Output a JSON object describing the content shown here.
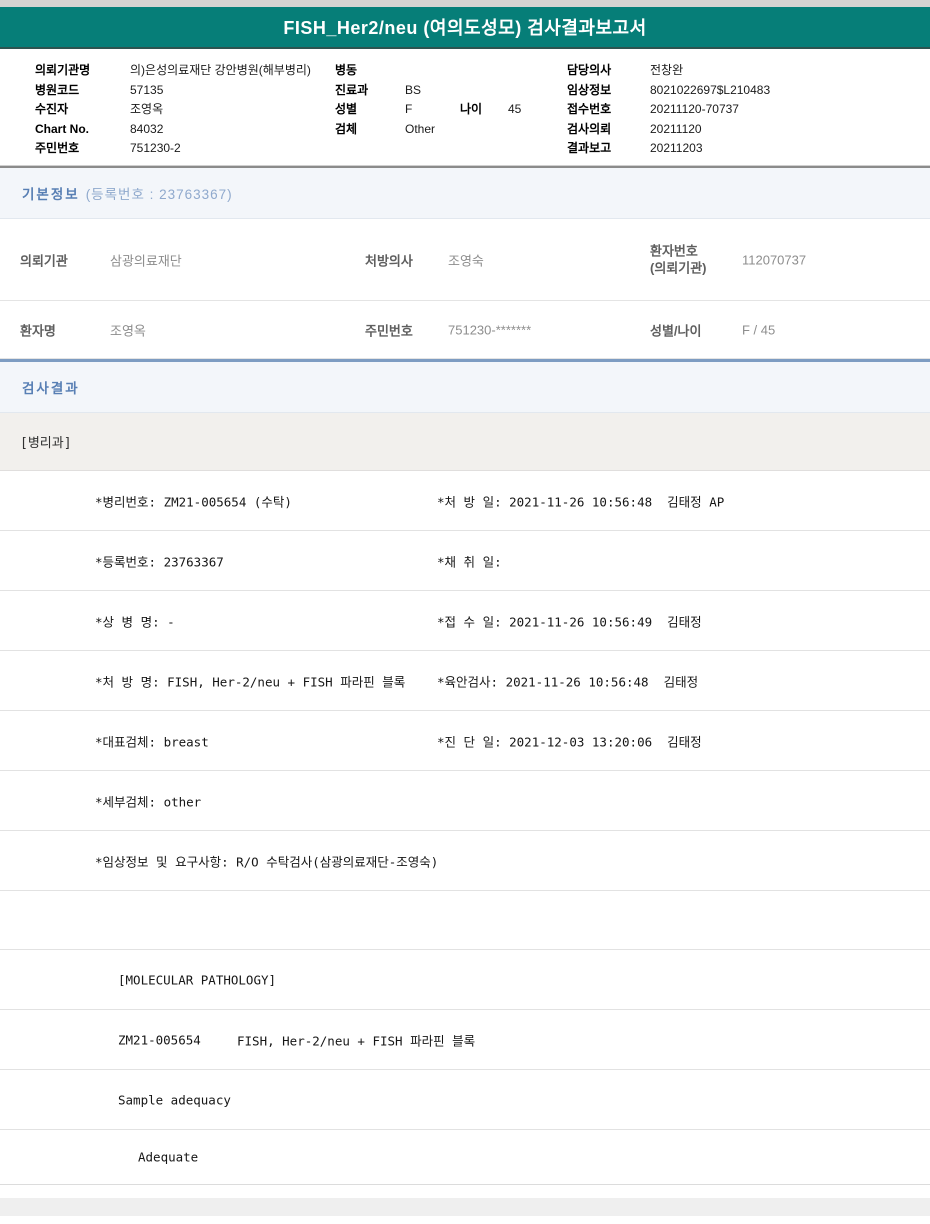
{
  "title": "FISH_Her2/neu (여의도성모) 검사결과보고서",
  "header": {
    "rows": [
      {
        "l1": "의뢰기관명",
        "v1": "의)은성의료재단 강안병원(해부병리)",
        "l2": "병동",
        "v2": "",
        "l3": "",
        "v3": "",
        "l4": "담당의사",
        "v4": "전창완"
      },
      {
        "l1": "병원코드",
        "v1": "57135",
        "l2": "진료과",
        "v2": "BS",
        "l3": "",
        "v3": "",
        "l4": "임상정보",
        "v4": "8021022697$L210483"
      },
      {
        "l1": "수진자",
        "v1": "조영옥",
        "l2": "성별",
        "v2": "F",
        "l3": "나이",
        "v3": "45",
        "l4": "접수번호",
        "v4": "20211120-70737"
      },
      {
        "l1": "Chart No.",
        "v1": "84032",
        "l2": "검체",
        "v2": "Other",
        "l3": "",
        "v3": "",
        "l4": "검사의뢰",
        "v4": "20211120"
      },
      {
        "l1": "주민번호",
        "v1": "751230-2",
        "l2": "",
        "v2": "",
        "l3": "",
        "v3": "",
        "l4": "결과보고",
        "v4": "20211203"
      }
    ]
  },
  "basic_info": {
    "title": "기본정보",
    "subtitle": "(등록번호 : 23763367)",
    "row1": {
      "label1": "의뢰기관",
      "value1": "삼광의료재단",
      "label2": "처방의사",
      "value2": "조영숙",
      "label3_line1": "환자번호",
      "label3_line2": "(의뢰기관)",
      "value3": "112070737"
    },
    "row2": {
      "label1": "환자명",
      "value1": "조영옥",
      "label2": "주민번호",
      "value2": "751230-*******",
      "label3": "성별/나이",
      "value3": "F / 45"
    }
  },
  "results": {
    "title": "검사결과",
    "department": "[병리과]",
    "rows": [
      {
        "left": "*병리번호: ZM21-005654 (수탁)",
        "right": "*처 방 일: 2021-11-26 10:56:48  김태정 AP"
      },
      {
        "left": "*등록번호: 23763367",
        "right": "*채 취 일:"
      },
      {
        "left": "*상 병 명: -",
        "right": "*접 수 일: 2021-11-26 10:56:49  김태정"
      },
      {
        "left": "*처 방 명: FISH, Her-2/neu + FISH 파라핀 블록",
        "right": "*육안검사: 2021-11-26 10:56:48  김태정"
      },
      {
        "left": "*대표검체: breast",
        "right": "*진 단 일: 2021-12-03 13:20:06  김태정"
      },
      {
        "left": "*세부검체: other",
        "right": ""
      },
      {
        "left": "*임상정보 및 요구사항: R/O 수탁검사(삼광의료재단-조영숙)",
        "right": ""
      },
      {
        "left": "",
        "right": ""
      }
    ],
    "molecular": {
      "header": "[MOLECULAR PATHOLOGY]",
      "specimen_id": "ZM21-005654",
      "test_name": "FISH, Her-2/neu + FISH 파라핀 블록",
      "sample_adequacy_label": "Sample adequacy",
      "sample_adequacy_value": "Adequate"
    }
  }
}
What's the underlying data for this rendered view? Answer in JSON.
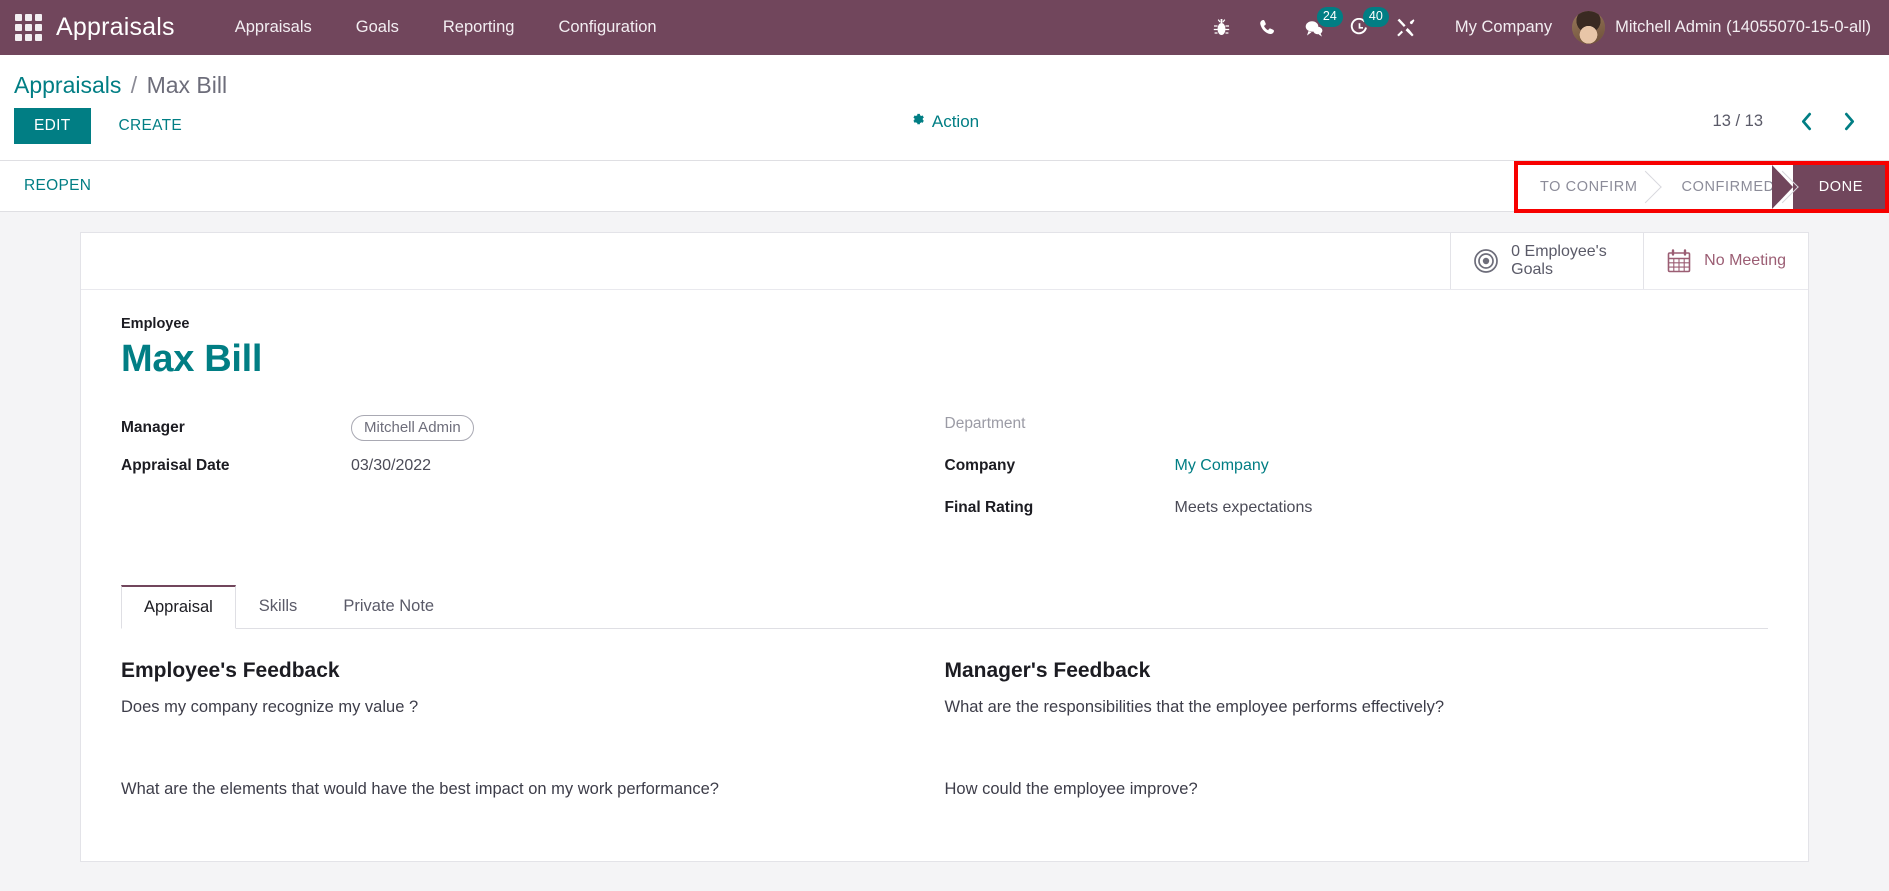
{
  "navbar": {
    "apps_icon": "apps-grid-icon",
    "brand": "Appraisals",
    "menu": [
      {
        "label": "Appraisals"
      },
      {
        "label": "Goals"
      },
      {
        "label": "Reporting"
      },
      {
        "label": "Configuration"
      }
    ],
    "systray": [
      {
        "name": "bug-icon",
        "badge": null
      },
      {
        "name": "phone-icon",
        "badge": null
      },
      {
        "name": "messages-icon",
        "badge": "24"
      },
      {
        "name": "activity-clock-icon",
        "badge": "40"
      },
      {
        "name": "tools-icon",
        "badge": null
      }
    ],
    "company": "My Company",
    "avatar": "user-avatar",
    "user": "Mitchell Admin (14055070-15-0-all)"
  },
  "control_panel": {
    "breadcrumb_root": "Appraisals",
    "breadcrumb_sep": "/",
    "breadcrumb_current": "Max Bill",
    "edit_label": "EDIT",
    "create_label": "CREATE",
    "action_label": "Action",
    "action_icon": "gear-icon",
    "pager_count": "13 / 13",
    "pager_prev_icon": "chevron-left-icon",
    "pager_next_icon": "chevron-right-icon"
  },
  "statusbar": {
    "reopen_label": "REOPEN",
    "highlight_color": "#f70000",
    "active_color": "#71465c",
    "steps": [
      {
        "label": "TO CONFIRM",
        "active": false
      },
      {
        "label": "CONFIRMED",
        "active": false
      },
      {
        "label": "DONE",
        "active": true
      }
    ]
  },
  "stat_buttons": [
    {
      "name": "employee-goals-stat",
      "icon": "bullseye-icon",
      "text": "0 Employee's Goals"
    },
    {
      "name": "meeting-stat",
      "icon": "calendar-icon",
      "text": "No Meeting"
    }
  ],
  "record": {
    "employee_label": "Employee",
    "employee_name": "Max Bill",
    "left_fields": [
      {
        "label": "Manager",
        "value": "Mitchell Admin",
        "type": "tag"
      },
      {
        "label": "Appraisal Date",
        "value": "03/30/2022",
        "type": "text"
      }
    ],
    "right_fields": [
      {
        "label": "Department",
        "value": "",
        "type": "empty"
      },
      {
        "label": "Company",
        "value": "My Company",
        "type": "link"
      },
      {
        "label": "Final Rating",
        "value": "Meets expectations",
        "type": "text"
      }
    ]
  },
  "notebook": {
    "tabs": [
      {
        "label": "Appraisal",
        "active": true
      },
      {
        "label": "Skills",
        "active": false
      },
      {
        "label": "Private Note",
        "active": false
      }
    ],
    "employee_feedback": {
      "title": "Employee's Feedback",
      "questions": [
        "Does my company recognize my value ?",
        "What are the elements that would have the best impact on my work performance?"
      ]
    },
    "manager_feedback": {
      "title": "Manager's Feedback",
      "questions": [
        "What are the responsibilities that the employee performs effectively?",
        "How could the employee improve?"
      ]
    }
  },
  "colors": {
    "brand_purple": "#71465c",
    "accent_teal": "#017e84",
    "annotation_red": "#f70000",
    "badge_teal": "#017e84"
  }
}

══════════════════════════════

» What needs to be done
Say how many lines in the listing above include "user". Give nothing but the number.

» Completed exercise
2